■ **STATED EXERCISE**
Tell how many lines carry the word "keys"; the reply is the number and nothing else.
--------------------------------------------------
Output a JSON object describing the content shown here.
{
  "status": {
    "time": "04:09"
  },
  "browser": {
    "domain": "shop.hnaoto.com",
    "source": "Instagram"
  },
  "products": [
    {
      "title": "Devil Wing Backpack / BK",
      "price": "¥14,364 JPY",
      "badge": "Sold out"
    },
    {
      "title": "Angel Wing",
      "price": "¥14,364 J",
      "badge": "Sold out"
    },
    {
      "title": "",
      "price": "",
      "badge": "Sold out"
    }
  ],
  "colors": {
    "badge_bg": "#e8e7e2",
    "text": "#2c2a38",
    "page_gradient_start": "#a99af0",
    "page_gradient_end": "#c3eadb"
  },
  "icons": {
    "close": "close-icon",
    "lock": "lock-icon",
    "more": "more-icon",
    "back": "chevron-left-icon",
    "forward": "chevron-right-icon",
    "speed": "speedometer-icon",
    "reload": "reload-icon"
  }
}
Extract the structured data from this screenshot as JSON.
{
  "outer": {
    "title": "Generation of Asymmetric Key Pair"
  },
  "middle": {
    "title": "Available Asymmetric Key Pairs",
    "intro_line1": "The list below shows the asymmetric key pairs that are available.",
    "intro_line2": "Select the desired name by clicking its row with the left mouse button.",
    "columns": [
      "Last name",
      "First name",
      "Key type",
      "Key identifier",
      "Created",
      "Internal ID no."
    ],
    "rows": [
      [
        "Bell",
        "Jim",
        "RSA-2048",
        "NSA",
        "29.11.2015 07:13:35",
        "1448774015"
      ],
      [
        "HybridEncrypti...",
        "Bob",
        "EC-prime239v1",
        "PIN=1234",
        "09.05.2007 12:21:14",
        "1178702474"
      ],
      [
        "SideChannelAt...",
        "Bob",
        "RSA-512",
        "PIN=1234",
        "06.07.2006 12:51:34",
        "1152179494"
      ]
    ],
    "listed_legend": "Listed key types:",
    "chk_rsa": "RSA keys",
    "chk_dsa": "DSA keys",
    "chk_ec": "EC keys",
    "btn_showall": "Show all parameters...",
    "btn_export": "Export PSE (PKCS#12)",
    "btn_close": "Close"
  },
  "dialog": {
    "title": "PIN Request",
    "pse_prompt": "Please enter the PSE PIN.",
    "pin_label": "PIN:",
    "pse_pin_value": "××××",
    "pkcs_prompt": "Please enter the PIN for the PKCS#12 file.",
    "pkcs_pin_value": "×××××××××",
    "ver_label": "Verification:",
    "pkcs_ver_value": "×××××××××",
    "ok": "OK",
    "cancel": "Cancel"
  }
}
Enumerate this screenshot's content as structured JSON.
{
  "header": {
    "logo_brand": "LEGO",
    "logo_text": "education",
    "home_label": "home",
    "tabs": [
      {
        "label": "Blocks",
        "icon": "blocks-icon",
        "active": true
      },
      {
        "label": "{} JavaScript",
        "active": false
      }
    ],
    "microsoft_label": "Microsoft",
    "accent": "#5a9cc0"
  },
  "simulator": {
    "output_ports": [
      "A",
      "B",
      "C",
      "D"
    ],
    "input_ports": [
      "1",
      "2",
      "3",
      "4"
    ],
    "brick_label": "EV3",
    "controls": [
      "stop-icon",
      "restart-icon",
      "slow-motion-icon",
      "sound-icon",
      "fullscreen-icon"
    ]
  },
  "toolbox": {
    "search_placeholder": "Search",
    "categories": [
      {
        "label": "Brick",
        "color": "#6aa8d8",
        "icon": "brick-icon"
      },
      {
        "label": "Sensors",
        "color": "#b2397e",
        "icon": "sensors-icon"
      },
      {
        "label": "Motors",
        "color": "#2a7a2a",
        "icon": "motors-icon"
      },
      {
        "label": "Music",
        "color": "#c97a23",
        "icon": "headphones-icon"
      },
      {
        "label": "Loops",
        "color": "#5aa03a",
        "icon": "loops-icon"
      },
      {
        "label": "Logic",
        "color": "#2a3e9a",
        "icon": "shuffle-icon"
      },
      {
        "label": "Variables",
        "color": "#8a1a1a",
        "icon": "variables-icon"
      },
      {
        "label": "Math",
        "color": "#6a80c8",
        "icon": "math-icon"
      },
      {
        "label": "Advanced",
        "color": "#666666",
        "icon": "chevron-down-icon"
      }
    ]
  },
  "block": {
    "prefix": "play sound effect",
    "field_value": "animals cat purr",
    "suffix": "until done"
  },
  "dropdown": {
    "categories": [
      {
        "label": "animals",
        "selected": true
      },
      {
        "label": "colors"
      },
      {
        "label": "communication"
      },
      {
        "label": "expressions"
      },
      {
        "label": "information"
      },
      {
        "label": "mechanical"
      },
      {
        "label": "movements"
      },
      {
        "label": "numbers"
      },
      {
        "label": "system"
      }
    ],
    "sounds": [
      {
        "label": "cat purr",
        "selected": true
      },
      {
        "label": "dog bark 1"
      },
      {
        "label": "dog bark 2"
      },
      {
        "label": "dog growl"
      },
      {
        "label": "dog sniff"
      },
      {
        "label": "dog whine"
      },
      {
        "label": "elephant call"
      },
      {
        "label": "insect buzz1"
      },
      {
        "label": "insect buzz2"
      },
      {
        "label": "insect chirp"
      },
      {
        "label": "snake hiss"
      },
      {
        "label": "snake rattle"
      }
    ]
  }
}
--------------------------------------------------
■ **COMPLETE ANSWER**
3